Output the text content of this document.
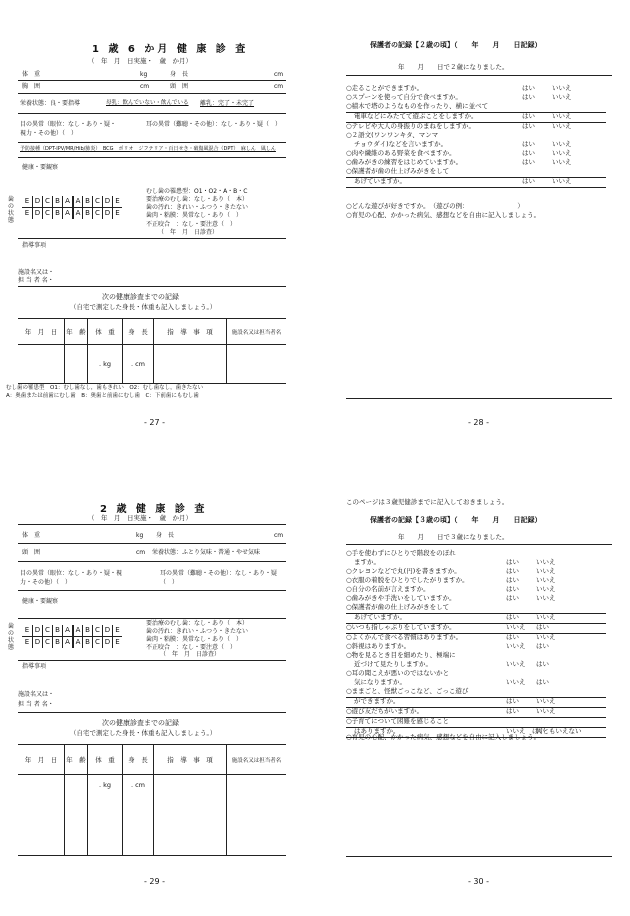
1 歳 6 か月 健 康 診 査
（　年　月　日実施・　歳　か月）
体　重	kg	身　長	cm
胸　囲	cm	頭　囲	cm
栄養状態：良・要指導	母乳：飲んでいない・飲んでいる 離乳：完了・未完了
目の異常（眼位：なし・あり・疑・視力・その他）（　）
耳の異常（難聴・その他）：なし・あり・疑（　）
予防接種（DPT-IPV/MR/Hib/肺炎）　BCG　ポリオ　ジフテリア・百日せき・破傷風混合（DPT）　麻しん　風しん
健康・要観察
歯の状態
E D C B A A B C D E
E D C B A A B C D E
むし歯の罹患型：O1・O2・A・B・C
要治療のむし歯：なし・あり（　本）
歯の汚れ：きれい・ふつう・きたない
歯肉・粘膜：異常なし・あり（　）
不正咬合　：なし・要注意（　）
（　年　月　日診査）
指導事項
施設名又は・
担 当 者 名・
次の健康診査までの記録
（自宅で測定した身長・体重も記入しましょう。）
年　月　日	年　齢	体　重	身　長	指　導　事　項	施設名又は担当者名
		. kg	. cm		
むし歯の罹患型　O1：むし歯なし，歯もきれい　O2：むし歯なし，歯きたない
A：奥歯または前歯にむし歯　B：奥歯と前歯にむし歯　C：下前歯にもむし歯
- 27 -
保護者の記録【２歳の頃】（　　年　　月　　日記録）
年　　月　　日で２歳になりました。
○走ることができますか。	はい	いいえ
○スプーンを使って自分で食べますか。	はい	いいえ
○積木で塔のようなものを作ったり、横に並べて
電車などにみたてて遊ぶことをしますか。	はい	いいえ
○テレビや大人の身振りのまねをしますか。	はい	いいえ
○２語文(ワンワンキタ、マンマ
チョウダイ)などを言いますか。	はい	いいえ
○肉や繊維のある野菜を食べますか。	はい	いいえ
○歯みがきの練習をはじめていますか。	はい	いいえ
○保護者が歯の仕上げみがきをして
あげていますか。	はい	いいえ
○どんな遊びが好きですか。　（遊びの例：　　　　　　　　）
○育児の心配、かかった病気、感想などを自由に記入しましょう。
- 28 -
2 歳 健 康 診 査
（　年　月　日実施・　歳　か月）
体　重	kg 身　長	cm
頭　囲	cm 栄養状態：ふとり気味・普通・やせ気味
目の異常（眼位：なし・あり・疑・視力・その他）（　）
耳の異常（難聴・その他）：なし・あり・疑（　）
健康・要観察
歯の状態
E D C B A A B C D E
E D C B A A B C D E
要治療のむし歯：なし・あり（　本）
歯の汚れ：きれい・ふつう・きたない
歯肉・粘膜：異常なし・あり（　）
不正咬合　：なし・要注意（　）
（　年　月　日診査）
指導事項
施設名又は・
担 当 者 名・
次の健康診査までの記録
（自宅で測定した身長・体重も記入しましょう。）
年　月　日	年　齢	体　重	身　長	指　導　事　項	施設名又は担当者名
		. kg	. cm		
- 29 -
このページは３歳児健診までに記入しておきましょう。
保護者の記録【３歳の頃】（　　年　　月　　日記録）
年　　月　　日で３歳になりました。
○手を使わずにひとりで階段をのぼれ
ますか。	はい	いいえ
○クレヨンなどで丸(円)を書きますか。	はい	いいえ
○衣服の着脱をひとりでしたがりますか。	はい	いいえ
○自分の名前が言えますか。	はい	いいえ
○歯みがきや手洗いをしていますか。	はい	いいえ
○保護者が歯の仕上げみがきをして
あげていますか。	はい	いいえ
○いつも指しゃぶりをしていますか。	いいえ はい
○よくかんで食べる習慣はありますか。	はい	いいえ
○斜視はありますか。	いいえ はい
○物を見るとき目を細めたり、極端に
近づけて見たりしますか。	いいえ はい
○耳の聞こえが悪いのではないかと
気になりますか。	いいえ はい
○ままごと、怪獣ごっこなど、ごっこ遊び
ができますか。	はい	いいえ
○遊び友だちがいますか。	はい	いいえ
○子育てについて困難を感じること
はありますか。	いいえ　はい
何ともいえない
○育児の心配、かかった病気、感想などを自由に記入しましょう。
- 30 -
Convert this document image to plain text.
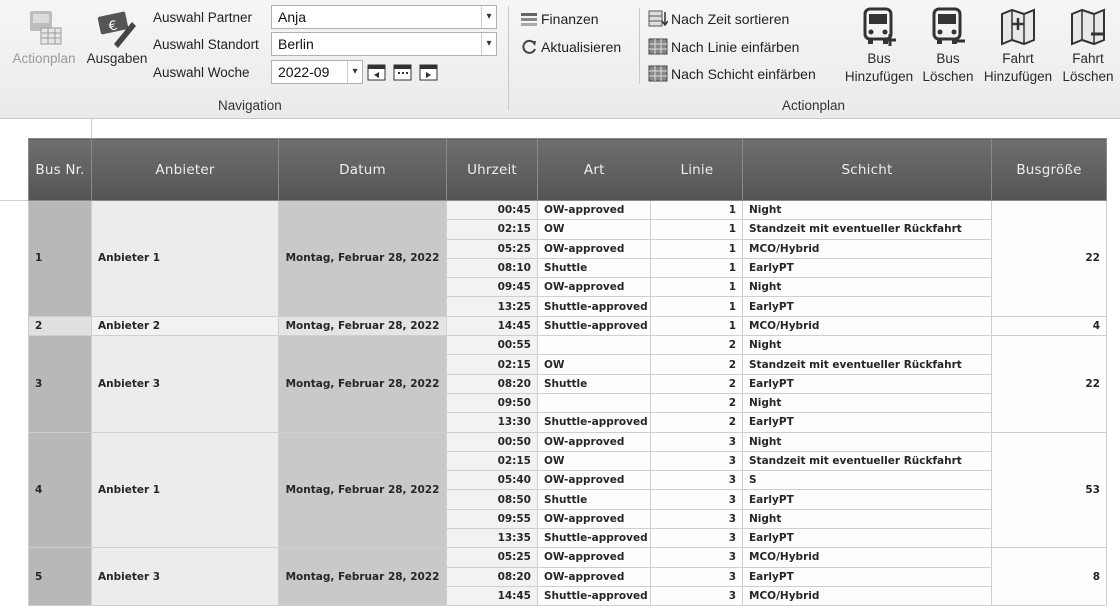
Actionplan
€
Ausgaben
Auswahl Partner	Anja	▾
Auswahl Standort	Berlin	▾
Auswahl Woche	2022-09	▾
Navigation
Finanzen
Aktualisieren
Nach Zeit sortieren
Nach Linie einfärben
Nach Schicht einfärben
Bus
Hinzufügen
Bus
Löschen
Fahrt
Hinzufügen
Fahrt
Löschen
Actionplan
Bus Nr.	Anbieter	Datum	Uhrzeit	Art	Linie	Schicht	Busgröße
1	Anbieter 1	Montag, Februar 28, 2022	00:45	OW-approved	1	Night	22
			02:15	OW	1	Standzeit mit eventueller Rückfahrt	
			05:25	OW-approved	1	MCO/Hybrid	
			08:10	Shuttle	1	EarlyPT	
			09:45	OW-approved	1	Night	
			13:25	Shuttle-approved	1	EarlyPT	
2	Anbieter 2	Montag, Februar 28, 2022	14:45	Shuttle-approved	1	MCO/Hybrid	4
3	Anbieter 3	Montag, Februar 28, 2022	00:55		2	Night	22
			02:15	OW	2	Standzeit mit eventueller Rückfahrt	
			08:20	Shuttle	2	EarlyPT	
			09:50		2	Night	
			13:30	Shuttle-approved	2	EarlyPT	
4	Anbieter 1	Montag, Februar 28, 2022	00:50	OW-approved	3	Night	53
			02:15	OW	3	Standzeit mit eventueller Rückfahrt	
			05:40	OW-approved	3	S	
			08:50	Shuttle	3	EarlyPT	
			09:55	OW-approved	3	Night	
			13:35	Shuttle-approved	3	EarlyPT	
5	Anbieter 3	Montag, Februar 28, 2022	05:25	OW-approved	3	MCO/Hybrid	8
			08:20	OW-approved	3	EarlyPT	
			14:45	Shuttle-approved	3	MCO/Hybrid	
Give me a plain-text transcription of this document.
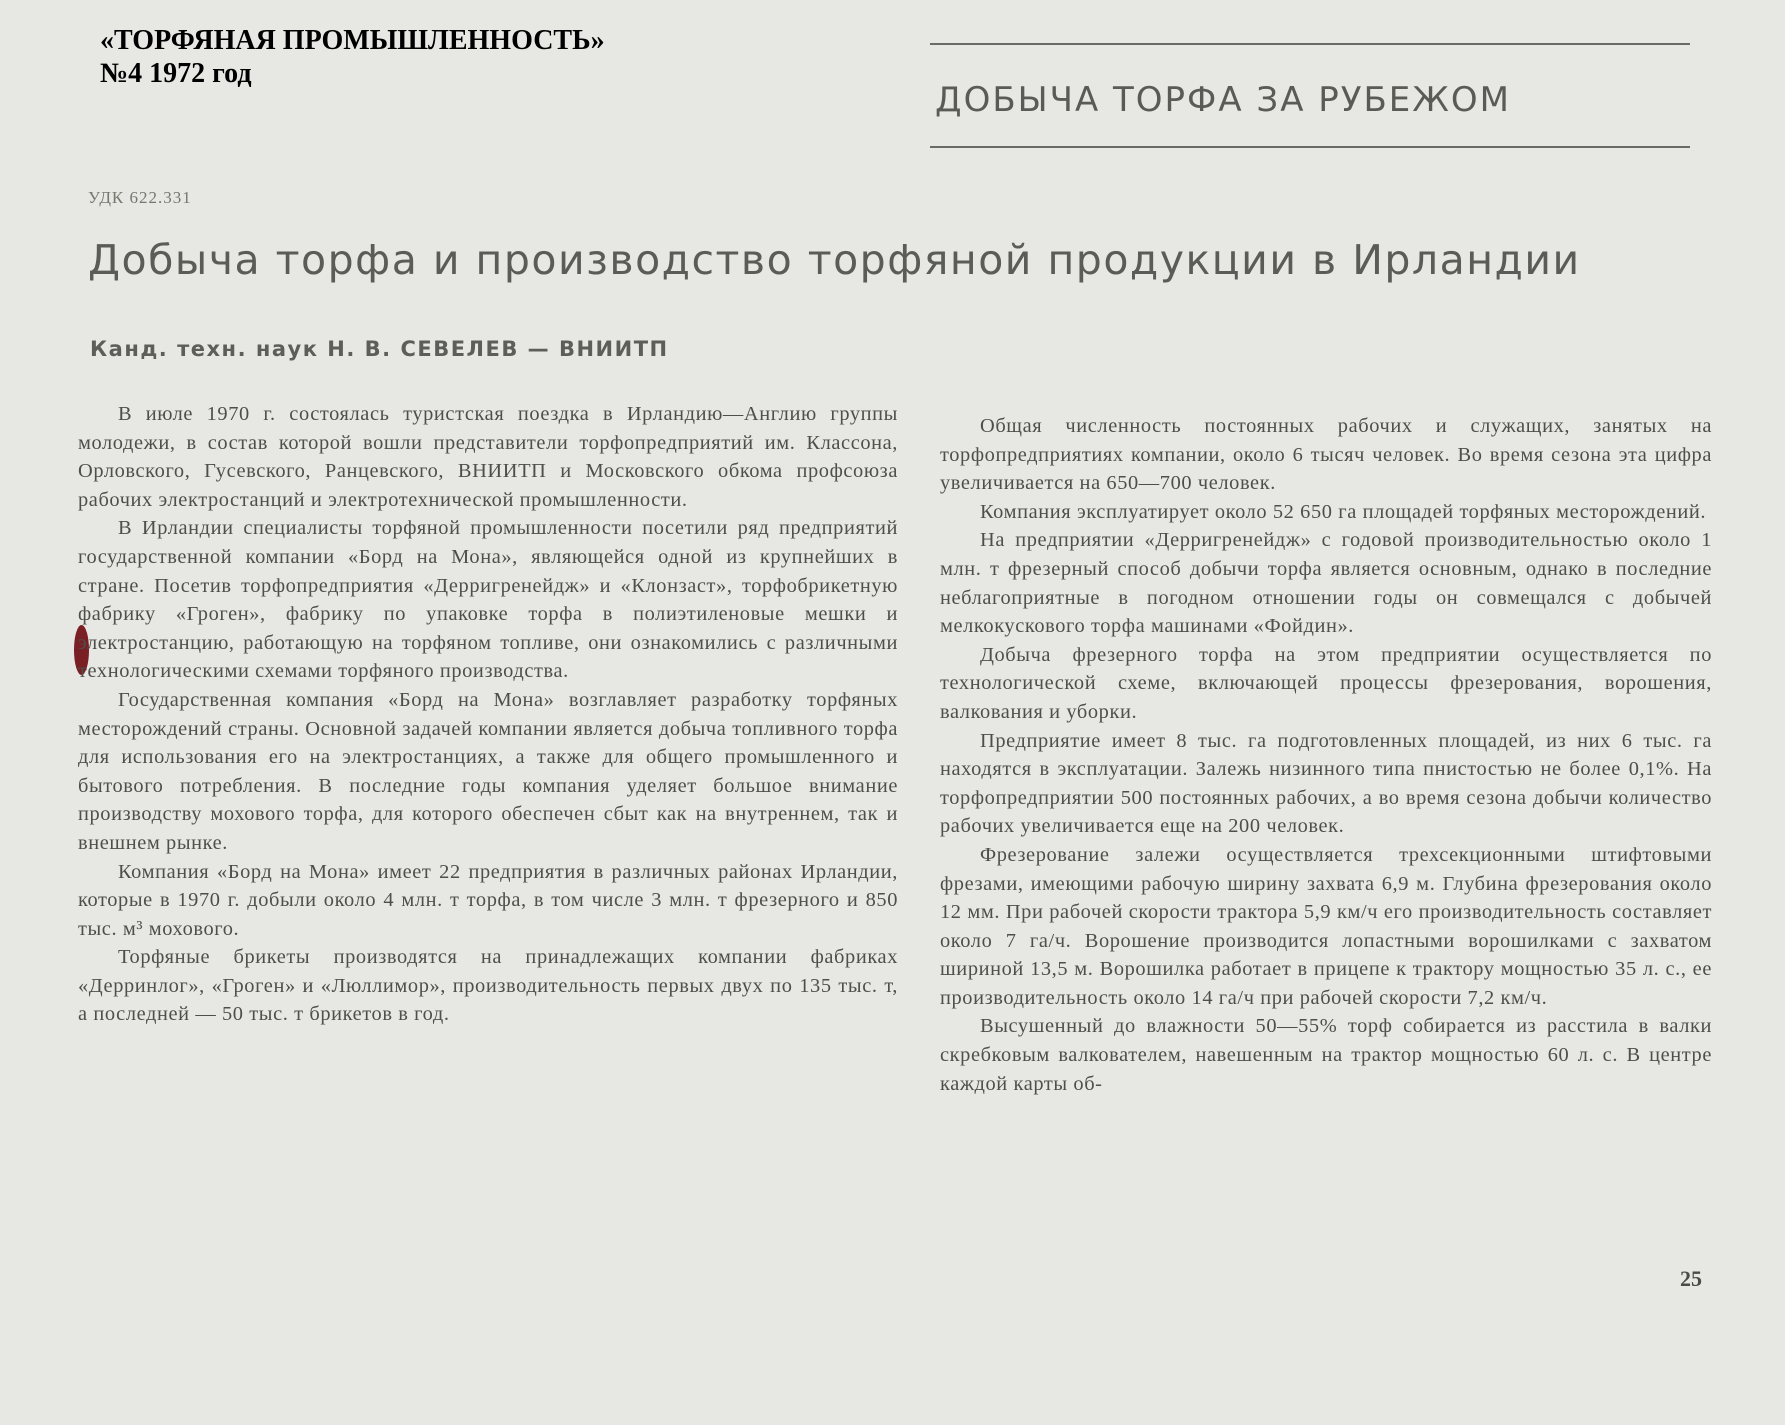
«ТОРФЯНАЯ ПРОМЫШЛЕННОСТЬ»
№4 1972 год
ДОБЫЧА ТОРФА ЗА РУБЕЖОМ
УДК 622.331
Добыча торфа и производство торфяной продукции в Ирландии
Канд. техн. наук Н. В. СЕВЕЛЕВ — ВНИИТП

В июле 1970 г. состоялась туристская поездка в Ирландию—Англию группы молодежи, в состав которой вошли представители торфопредприятий им. Классона, Орловского, Гусевского, Ранцевского, ВНИИТП и Московского обкома профсоюза рабочих электростанций и электротехнической промышленности.

В Ирландии специалисты торфяной промышленности посетили ряд предприятий государственной компании «Борд на Мона», являющейся одной из крупнейших в стране. Посетив торфопредприятия «Дерригренейдж» и «Клонзаст», торфобрикетную фабрику «Гроген», фабрику по упаковке торфа в полиэтиленовые мешки и электростанцию, работающую на торфяном топливе, они ознакомились с различными технологическими схемами торфяного производства.

Государственная компания «Борд на Мона» возглавляет разработку торфяных месторождений страны. Основной задачей компании является добыча топливного торфа для использования его на электростанциях, а также для общего промышленного и бытового потребления. В последние годы компания уделяет большое внимание производству мохового торфа, для которого обеспечен сбыт как на внутреннем, так и внешнем рынке.

Компания «Борд на Мона» имеет 22 предприятия в различных районах Ирландии, которые в 1970 г. добыли около 4 млн. т торфа, в том числе 3 млн. т фрезерного и 850 тыс. м³ мохового.

Торфяные брикеты производятся на принадлежащих компании фабриках «Дерринлог», «Гроген» и «Люллимор», производительность первых двух по 135 тыс. т, а последней — 50 тыс. т брикетов в год.

Общая численность постоянных рабочих и служащих, занятых на торфопредприятиях компании, около 6 тысяч человек. Во время сезона эта цифра увеличивается на 650—700 человек.

Компания эксплуатирует около 52 650 га площадей торфяных месторождений.

На предприятии «Дерригренейдж» с годовой производительностью около 1 млн. т фрезерный способ добычи торфа является основным, однако в последние неблагоприятные в погодном отношении годы он совмещался с добычей мелкокускового торфа машинами «Фойдин».

Добыча фрезерного торфа на этом предприятии осуществляется по технологической схеме, включающей процессы фрезерования, ворошения, валкования и уборки.

Предприятие имеет 8 тыс. га подготовленных площадей, из них 6 тыс. га находятся в эксплуатации. Залежь низинного типа пнистостью не более 0,1%. На торфопредприятии 500 постоянных рабочих, а во время сезона добычи количество рабочих увеличивается еще на 200 человек.

Фрезерование залежи осуществляется трехсекционными штифтовыми фрезами, имеющими рабочую ширину захвата 6,9 м. Глубина фрезерования около 12 мм. При рабочей скорости трактора 5,9 км/ч его производительность составляет около 7 га/ч. Ворошение производится лопастными ворошилками с захватом шириной 13,5 м. Ворошилка работает в прицепе к трактору мощностью 35 л. с., ее производительность около 14 га/ч при рабочей скорости 7,2 км/ч.

Высушенный до влажности 50—55% торф собирается из расстила в валки скребковым валкователем, навешенным на трактор мощностью 60 л. с. В центре каждой карты об-

25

◆ Task description ◆
Select and copy each line from the data that includes the word "увеличивается".

◆ Exercise answer ◆
Общая численность постоянных рабочих и служащих, занятых на торфопредприятиях компании, около 6 тысяч человек. Во время сезона эта цифра увеличивается на 650—700 человек.
Предприятие имеет 8 тыс. га подготовленных площадей, из них 6 тыс. га находятся в эксплуатации. Залежь низинного типа пнистостью не более 0,1%. На торфопредприятии 500 постоянных рабочих, а во время сезона добычи количество рабочих увеличивается еще на 200 человек.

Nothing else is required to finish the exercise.